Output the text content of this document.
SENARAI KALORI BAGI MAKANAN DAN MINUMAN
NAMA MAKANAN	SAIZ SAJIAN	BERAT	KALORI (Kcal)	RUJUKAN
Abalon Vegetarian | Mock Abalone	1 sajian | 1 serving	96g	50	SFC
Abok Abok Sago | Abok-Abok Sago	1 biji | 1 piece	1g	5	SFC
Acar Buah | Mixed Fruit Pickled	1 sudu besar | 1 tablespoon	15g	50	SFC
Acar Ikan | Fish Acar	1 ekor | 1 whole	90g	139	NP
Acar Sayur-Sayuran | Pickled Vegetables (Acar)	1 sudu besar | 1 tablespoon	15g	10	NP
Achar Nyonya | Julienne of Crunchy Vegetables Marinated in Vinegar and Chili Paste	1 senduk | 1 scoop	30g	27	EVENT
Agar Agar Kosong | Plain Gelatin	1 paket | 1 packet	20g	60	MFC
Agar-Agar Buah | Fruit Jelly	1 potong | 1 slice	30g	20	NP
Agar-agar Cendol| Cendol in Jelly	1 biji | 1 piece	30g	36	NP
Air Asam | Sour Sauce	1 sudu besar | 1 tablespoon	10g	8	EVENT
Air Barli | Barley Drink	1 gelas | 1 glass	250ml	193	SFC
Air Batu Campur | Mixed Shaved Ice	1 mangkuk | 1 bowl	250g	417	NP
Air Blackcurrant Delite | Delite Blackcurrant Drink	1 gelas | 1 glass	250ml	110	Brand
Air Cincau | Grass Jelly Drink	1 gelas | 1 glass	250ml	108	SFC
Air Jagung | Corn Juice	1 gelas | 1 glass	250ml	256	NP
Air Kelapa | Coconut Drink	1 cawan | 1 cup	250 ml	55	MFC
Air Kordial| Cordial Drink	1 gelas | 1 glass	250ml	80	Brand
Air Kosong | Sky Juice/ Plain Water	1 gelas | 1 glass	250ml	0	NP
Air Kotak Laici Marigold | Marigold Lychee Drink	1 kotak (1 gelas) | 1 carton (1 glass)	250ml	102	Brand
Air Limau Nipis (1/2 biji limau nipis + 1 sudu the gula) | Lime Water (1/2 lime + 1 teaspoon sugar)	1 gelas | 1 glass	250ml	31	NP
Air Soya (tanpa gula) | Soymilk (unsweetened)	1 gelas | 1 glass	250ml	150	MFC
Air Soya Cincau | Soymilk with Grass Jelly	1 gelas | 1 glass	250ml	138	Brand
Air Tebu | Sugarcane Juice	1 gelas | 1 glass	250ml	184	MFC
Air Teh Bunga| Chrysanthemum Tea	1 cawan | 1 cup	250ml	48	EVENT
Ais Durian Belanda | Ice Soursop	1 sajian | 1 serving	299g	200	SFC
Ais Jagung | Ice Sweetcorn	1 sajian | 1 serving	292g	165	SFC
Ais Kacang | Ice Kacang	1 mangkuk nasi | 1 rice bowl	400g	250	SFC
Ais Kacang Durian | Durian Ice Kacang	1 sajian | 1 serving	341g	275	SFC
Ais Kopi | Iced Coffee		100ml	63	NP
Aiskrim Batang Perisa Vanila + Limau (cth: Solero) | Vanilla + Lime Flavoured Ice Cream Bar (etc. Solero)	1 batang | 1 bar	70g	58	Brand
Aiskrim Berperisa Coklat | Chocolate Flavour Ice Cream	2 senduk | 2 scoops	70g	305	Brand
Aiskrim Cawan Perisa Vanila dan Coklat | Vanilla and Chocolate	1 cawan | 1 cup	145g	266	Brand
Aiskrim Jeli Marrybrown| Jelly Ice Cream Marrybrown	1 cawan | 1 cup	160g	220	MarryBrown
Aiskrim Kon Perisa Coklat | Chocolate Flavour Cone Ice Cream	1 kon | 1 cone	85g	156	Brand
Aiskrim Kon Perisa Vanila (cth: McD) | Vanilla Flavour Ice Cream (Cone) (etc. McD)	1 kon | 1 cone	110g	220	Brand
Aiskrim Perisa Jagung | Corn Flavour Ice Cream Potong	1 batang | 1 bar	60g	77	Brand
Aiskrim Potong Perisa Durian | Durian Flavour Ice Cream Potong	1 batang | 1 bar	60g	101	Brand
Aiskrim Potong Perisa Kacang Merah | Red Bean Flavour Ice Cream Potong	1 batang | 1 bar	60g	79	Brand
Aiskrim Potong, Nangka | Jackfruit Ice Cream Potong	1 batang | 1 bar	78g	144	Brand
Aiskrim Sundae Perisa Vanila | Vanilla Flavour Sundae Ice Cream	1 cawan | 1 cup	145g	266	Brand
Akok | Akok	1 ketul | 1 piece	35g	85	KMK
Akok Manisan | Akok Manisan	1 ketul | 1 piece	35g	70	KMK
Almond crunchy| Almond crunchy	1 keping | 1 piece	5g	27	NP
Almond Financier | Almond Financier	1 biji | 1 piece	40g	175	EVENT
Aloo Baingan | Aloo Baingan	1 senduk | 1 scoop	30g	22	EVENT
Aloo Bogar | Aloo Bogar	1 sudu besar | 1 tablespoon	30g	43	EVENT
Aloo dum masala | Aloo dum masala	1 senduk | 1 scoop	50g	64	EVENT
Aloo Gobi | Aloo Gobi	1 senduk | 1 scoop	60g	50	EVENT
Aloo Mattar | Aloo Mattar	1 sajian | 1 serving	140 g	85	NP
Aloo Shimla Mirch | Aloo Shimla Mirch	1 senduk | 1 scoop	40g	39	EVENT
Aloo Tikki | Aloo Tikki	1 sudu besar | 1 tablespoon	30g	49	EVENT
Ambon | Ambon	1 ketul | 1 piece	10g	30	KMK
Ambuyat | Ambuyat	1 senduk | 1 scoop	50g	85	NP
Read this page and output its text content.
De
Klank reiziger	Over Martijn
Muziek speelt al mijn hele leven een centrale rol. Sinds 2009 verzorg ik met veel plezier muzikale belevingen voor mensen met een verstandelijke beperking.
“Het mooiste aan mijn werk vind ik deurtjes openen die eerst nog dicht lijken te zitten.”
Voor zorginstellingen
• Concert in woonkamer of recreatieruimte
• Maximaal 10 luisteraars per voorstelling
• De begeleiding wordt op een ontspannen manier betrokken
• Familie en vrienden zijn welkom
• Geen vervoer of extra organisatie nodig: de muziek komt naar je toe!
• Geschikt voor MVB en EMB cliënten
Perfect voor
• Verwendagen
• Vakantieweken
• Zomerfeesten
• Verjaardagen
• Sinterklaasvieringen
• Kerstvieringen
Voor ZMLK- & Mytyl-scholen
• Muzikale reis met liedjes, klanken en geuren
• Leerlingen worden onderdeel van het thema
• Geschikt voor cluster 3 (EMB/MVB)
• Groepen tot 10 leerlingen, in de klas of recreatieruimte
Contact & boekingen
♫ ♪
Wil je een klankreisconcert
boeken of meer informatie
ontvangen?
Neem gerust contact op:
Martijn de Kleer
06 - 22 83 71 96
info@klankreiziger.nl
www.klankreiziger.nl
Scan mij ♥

++++

▸ **TASK OBJECTIVE**
Repeat exactly the lines from the line containing "Read this page and output its text content." through the last line of the records above, including both, and nothing else.

▸ **COMPLETED EXERCISE**
Read this page and output its text content.
De
Klank reiziger	Over Martijn
Muziek speelt al mijn hele leven een centrale rol. Sinds 2009 verzorg ik met veel plezier muzikale belevingen voor mensen met een verstandelijke beperking.
“Het mooiste aan mijn werk vind ik deurtjes openen die eerst nog dicht lijken te zitten.”
Voor zorginstellingen
• Concert in woonkamer of recreatieruimte
• Maximaal 10 luisteraars per voorstelling
• De begeleiding wordt op een ontspannen manier betrokken
• Familie en vrienden zijn welkom
• Geen vervoer of extra organisatie nodig: de muziek komt naar je toe!
• Geschikt voor MVB en EMB cliënten
Perfect voor
• Verwendagen
• Vakantieweken
• Zomerfeesten
• Verjaardagen
• Sinterklaasvieringen
• Kerstvieringen
Voor ZMLK- & Mytyl-scholen
• Muzikale reis met liedjes, klanken en geuren
• Leerlingen worden onderdeel van het thema
• Geschikt voor cluster 3 (EMB/MVB)
• Groepen tot 10 leerlingen, in de klas of recreatieruimte
Contact & boekingen
♫ ♪
Wil je een klankreisconcert
boeken of meer informatie
ontvangen?
Neem gerust contact op:
Martijn de Kleer
06 - 22 83 71 96
info@klankreiziger.nl
www.klankreiziger.nl
Scan mij ♥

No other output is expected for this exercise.